[What is asked] Copy every line of the following data that includes the string "Carde".

[Stored data]
········

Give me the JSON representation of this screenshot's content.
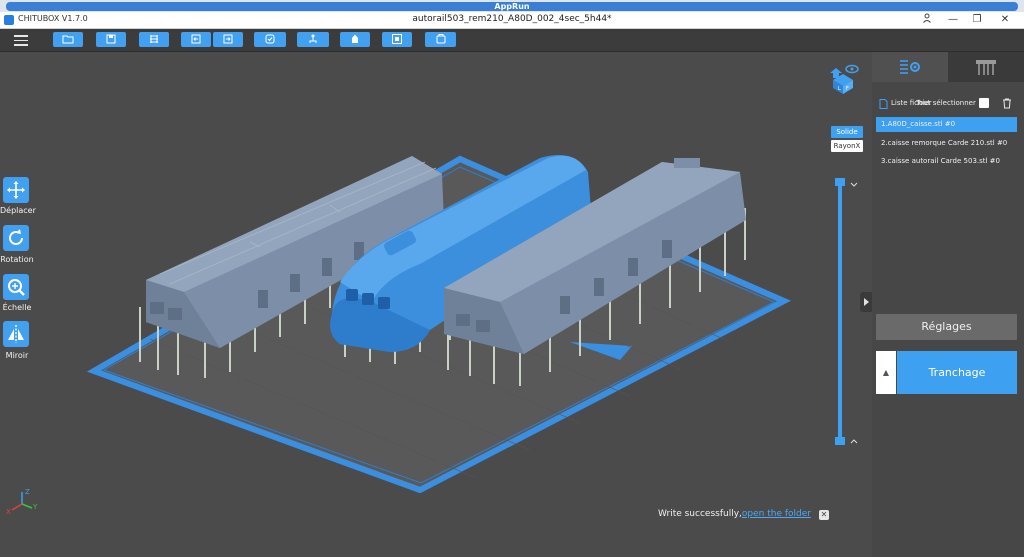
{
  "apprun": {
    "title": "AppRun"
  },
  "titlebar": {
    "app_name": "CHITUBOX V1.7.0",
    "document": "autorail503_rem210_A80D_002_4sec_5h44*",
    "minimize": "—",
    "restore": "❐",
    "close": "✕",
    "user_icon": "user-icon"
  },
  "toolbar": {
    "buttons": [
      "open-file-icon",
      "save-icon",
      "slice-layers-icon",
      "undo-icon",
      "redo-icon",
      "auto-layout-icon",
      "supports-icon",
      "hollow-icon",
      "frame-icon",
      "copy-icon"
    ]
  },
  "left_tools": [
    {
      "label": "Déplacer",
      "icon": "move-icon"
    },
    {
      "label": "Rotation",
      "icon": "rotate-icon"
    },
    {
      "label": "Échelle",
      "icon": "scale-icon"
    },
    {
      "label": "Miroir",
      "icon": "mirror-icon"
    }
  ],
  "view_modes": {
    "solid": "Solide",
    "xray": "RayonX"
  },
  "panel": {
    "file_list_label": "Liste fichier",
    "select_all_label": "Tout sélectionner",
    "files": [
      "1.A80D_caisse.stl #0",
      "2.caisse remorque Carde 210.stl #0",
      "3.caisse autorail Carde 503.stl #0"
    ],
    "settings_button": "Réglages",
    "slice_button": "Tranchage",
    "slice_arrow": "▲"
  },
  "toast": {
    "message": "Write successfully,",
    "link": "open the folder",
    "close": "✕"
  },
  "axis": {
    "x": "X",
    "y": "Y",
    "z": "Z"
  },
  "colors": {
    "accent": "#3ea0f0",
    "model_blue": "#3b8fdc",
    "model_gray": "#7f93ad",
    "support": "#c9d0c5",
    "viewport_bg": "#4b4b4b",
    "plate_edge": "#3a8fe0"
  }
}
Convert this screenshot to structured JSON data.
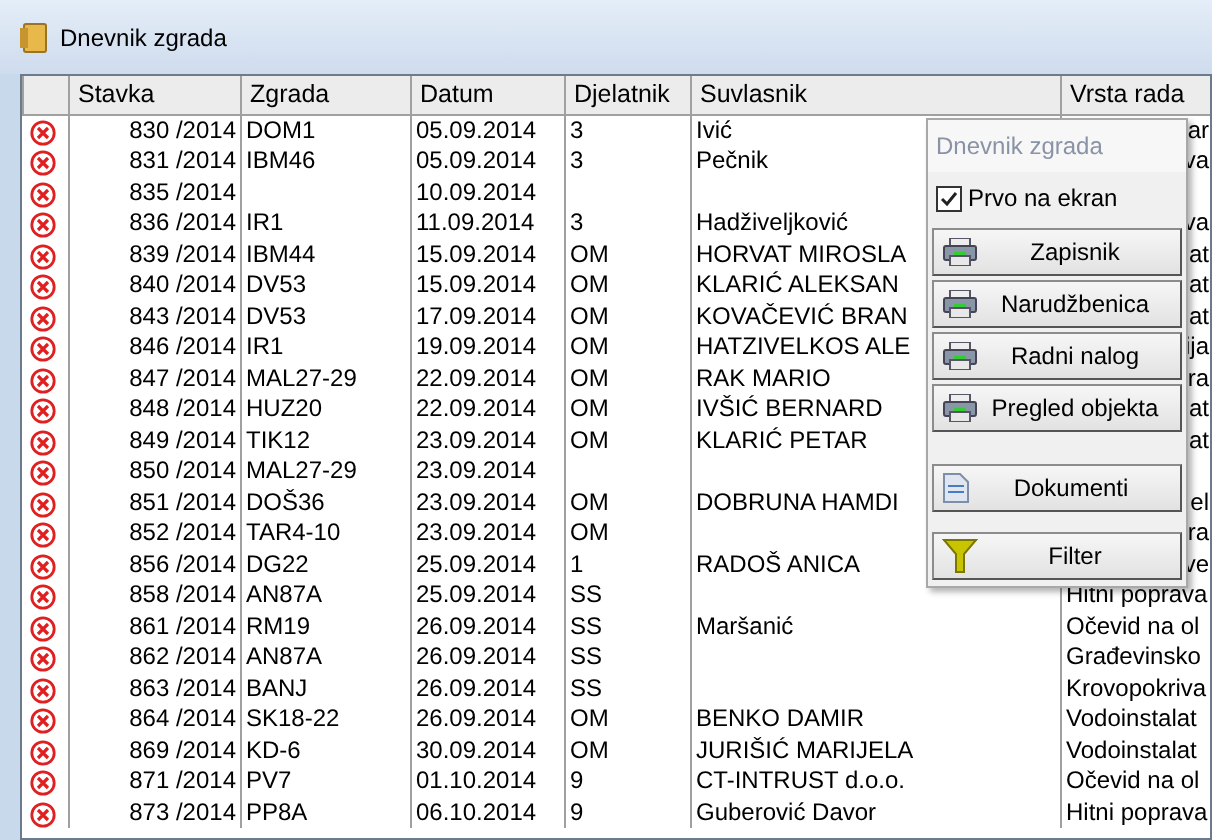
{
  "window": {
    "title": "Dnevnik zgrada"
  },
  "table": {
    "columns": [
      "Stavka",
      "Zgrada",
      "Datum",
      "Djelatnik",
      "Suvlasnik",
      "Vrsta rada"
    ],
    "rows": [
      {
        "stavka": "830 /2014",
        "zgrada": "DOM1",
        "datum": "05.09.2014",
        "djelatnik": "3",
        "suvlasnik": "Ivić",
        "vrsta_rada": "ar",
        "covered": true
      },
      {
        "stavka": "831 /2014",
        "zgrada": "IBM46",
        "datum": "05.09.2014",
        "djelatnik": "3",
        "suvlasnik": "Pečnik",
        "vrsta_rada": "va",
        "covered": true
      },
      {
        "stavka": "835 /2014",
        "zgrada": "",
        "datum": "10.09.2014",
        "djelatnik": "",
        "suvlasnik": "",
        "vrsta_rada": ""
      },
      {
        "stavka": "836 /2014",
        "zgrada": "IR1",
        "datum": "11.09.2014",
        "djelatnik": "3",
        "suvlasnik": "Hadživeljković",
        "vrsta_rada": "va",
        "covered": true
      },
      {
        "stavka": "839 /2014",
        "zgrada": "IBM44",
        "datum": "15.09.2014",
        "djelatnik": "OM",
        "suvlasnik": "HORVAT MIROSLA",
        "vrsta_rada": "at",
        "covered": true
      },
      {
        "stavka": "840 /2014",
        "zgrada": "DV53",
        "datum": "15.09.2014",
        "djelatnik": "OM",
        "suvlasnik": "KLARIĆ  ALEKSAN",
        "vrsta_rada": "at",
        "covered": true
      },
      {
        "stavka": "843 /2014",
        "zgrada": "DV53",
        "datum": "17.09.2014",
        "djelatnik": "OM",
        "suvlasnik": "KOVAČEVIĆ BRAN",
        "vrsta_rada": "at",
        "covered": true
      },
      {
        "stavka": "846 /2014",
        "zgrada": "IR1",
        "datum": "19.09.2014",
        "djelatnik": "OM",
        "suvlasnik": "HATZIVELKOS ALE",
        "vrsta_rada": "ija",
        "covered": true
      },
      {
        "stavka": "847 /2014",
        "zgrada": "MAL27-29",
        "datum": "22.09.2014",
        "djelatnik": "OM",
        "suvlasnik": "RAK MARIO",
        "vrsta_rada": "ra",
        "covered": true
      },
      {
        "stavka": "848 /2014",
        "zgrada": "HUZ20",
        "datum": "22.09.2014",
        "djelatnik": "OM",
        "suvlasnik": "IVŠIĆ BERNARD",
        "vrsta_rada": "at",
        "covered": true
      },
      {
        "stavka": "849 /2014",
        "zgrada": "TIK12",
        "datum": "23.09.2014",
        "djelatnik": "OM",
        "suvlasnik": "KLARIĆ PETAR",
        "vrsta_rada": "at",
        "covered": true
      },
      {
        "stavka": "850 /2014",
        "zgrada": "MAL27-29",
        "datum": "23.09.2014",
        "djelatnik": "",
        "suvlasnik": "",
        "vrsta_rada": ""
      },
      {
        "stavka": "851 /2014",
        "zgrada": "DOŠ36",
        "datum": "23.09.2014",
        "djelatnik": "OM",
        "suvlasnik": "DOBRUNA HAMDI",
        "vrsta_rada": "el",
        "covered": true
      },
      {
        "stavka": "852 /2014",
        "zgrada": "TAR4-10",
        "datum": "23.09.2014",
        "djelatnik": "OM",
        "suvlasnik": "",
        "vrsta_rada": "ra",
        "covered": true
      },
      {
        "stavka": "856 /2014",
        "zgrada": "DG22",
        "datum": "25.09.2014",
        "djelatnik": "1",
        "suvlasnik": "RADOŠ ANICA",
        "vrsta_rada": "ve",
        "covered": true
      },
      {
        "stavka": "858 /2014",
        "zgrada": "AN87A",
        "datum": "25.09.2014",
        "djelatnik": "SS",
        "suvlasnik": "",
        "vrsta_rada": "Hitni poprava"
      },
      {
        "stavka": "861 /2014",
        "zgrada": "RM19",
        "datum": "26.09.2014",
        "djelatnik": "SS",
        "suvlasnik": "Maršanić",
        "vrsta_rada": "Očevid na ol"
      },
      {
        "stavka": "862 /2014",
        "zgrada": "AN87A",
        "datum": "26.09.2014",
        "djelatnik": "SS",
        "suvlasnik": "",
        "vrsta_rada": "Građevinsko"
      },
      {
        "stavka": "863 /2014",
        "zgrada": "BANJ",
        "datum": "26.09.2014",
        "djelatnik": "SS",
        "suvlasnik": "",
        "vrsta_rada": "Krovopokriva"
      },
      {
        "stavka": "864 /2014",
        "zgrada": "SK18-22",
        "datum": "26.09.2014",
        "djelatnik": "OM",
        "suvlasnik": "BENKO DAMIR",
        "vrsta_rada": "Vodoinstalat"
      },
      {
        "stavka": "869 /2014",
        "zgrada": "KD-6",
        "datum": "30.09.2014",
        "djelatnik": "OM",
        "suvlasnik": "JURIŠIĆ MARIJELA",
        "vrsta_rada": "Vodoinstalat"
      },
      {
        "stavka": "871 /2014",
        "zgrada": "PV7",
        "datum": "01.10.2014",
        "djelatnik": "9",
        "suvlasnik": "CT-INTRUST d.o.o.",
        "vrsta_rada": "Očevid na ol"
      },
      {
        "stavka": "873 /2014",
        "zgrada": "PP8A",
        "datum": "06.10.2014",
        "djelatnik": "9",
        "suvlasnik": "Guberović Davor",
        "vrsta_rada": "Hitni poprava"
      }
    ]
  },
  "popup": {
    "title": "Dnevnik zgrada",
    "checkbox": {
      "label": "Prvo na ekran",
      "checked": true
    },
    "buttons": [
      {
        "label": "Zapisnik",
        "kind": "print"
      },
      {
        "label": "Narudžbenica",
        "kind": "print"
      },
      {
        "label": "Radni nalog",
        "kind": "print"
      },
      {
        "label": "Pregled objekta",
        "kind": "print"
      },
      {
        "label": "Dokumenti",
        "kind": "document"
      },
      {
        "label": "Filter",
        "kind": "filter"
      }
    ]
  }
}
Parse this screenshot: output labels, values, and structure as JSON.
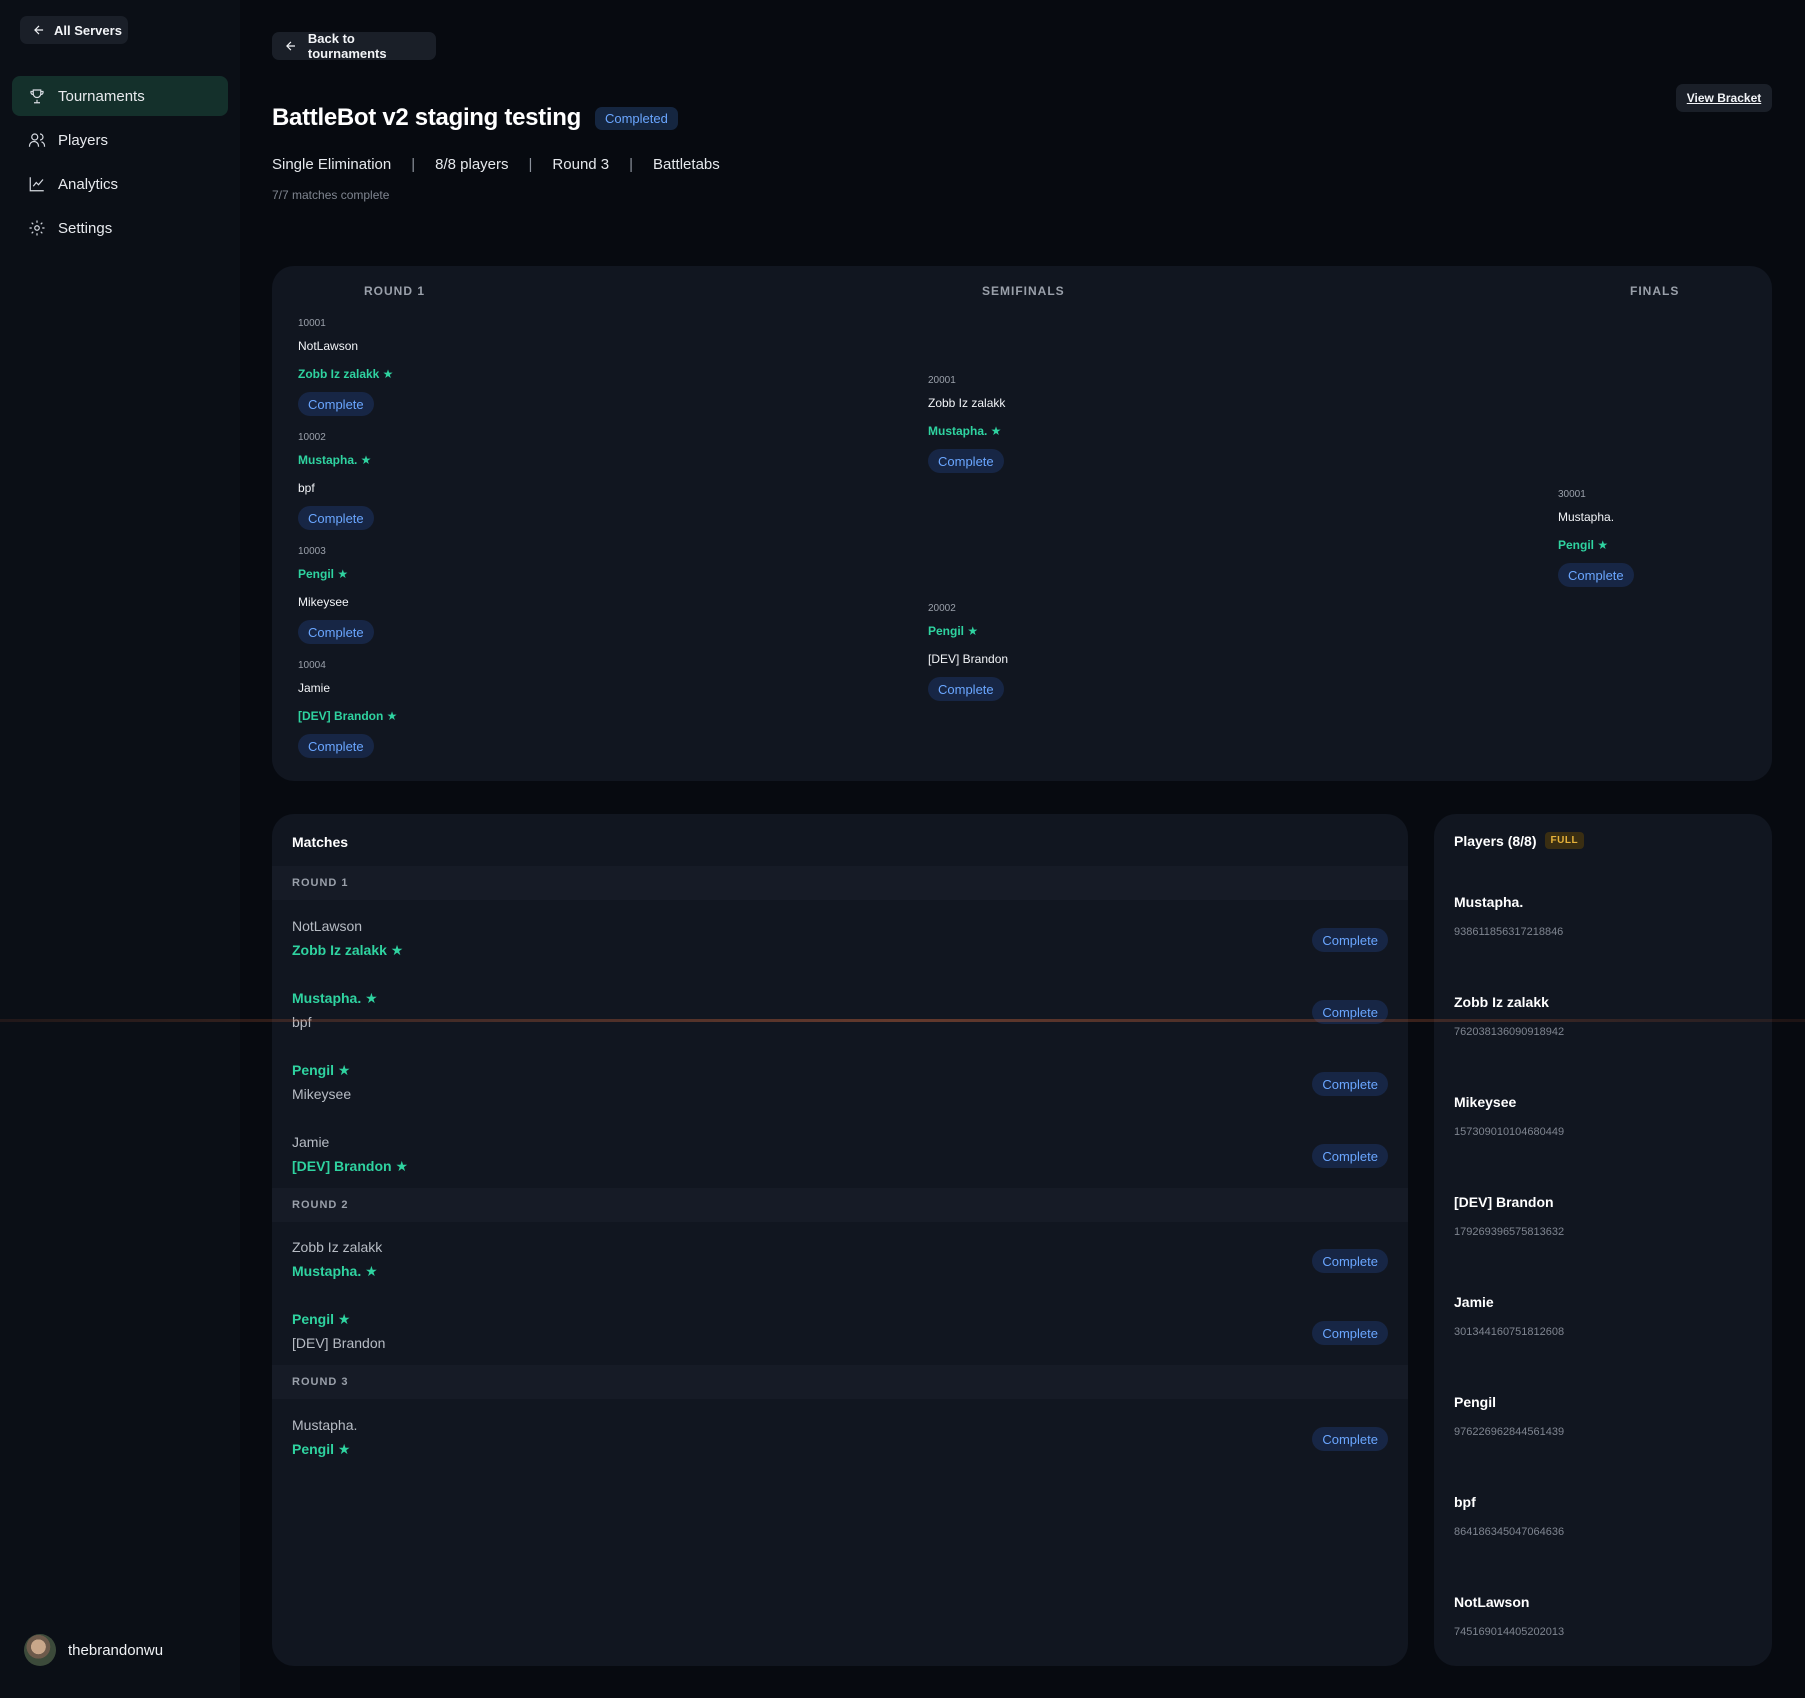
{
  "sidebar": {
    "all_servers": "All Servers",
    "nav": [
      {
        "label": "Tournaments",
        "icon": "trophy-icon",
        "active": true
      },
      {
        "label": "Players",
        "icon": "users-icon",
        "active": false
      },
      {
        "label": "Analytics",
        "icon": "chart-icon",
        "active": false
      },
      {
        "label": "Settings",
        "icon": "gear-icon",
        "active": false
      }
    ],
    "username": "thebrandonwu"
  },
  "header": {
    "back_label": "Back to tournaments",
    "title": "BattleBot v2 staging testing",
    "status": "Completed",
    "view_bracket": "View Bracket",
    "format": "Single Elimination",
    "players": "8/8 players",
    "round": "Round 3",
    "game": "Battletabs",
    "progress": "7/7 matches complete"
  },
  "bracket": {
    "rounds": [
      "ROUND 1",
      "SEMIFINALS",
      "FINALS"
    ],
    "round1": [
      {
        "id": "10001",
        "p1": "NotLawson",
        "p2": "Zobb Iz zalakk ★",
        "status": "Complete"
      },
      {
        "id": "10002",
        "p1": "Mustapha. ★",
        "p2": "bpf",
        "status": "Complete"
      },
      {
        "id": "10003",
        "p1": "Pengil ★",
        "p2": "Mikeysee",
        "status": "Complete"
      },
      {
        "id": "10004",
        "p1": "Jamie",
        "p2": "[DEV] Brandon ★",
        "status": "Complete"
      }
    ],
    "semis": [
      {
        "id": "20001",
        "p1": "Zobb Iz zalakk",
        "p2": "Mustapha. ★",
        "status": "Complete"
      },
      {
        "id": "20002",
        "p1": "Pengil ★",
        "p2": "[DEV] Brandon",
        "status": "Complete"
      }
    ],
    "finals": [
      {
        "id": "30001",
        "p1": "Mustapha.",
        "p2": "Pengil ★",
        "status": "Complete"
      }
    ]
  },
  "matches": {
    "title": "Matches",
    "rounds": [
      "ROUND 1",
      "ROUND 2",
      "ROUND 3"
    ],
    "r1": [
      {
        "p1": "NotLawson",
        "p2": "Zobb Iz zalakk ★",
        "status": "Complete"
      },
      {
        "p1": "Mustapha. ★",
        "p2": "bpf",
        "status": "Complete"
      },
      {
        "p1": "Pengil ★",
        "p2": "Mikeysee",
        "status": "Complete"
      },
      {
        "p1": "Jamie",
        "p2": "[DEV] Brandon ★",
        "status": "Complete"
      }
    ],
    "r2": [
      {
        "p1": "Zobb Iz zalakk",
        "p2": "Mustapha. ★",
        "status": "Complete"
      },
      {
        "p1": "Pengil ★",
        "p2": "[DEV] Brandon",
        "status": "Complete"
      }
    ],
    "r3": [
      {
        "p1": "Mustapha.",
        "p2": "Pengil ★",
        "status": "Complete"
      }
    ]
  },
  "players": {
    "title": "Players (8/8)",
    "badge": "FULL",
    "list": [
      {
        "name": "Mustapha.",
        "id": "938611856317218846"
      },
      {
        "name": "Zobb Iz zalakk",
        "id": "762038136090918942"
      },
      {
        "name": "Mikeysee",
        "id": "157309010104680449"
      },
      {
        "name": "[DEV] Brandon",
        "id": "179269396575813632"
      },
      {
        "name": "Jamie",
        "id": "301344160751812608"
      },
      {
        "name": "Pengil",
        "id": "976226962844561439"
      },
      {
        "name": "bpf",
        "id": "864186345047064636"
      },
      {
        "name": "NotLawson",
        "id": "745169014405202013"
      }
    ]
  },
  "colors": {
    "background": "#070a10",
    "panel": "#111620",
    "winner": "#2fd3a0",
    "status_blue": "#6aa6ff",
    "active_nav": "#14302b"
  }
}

········

[Response to this task]
      "2.caisse remorque Carde 210.stl #0",
      "3.caisse autorail Carde 503.stl #0"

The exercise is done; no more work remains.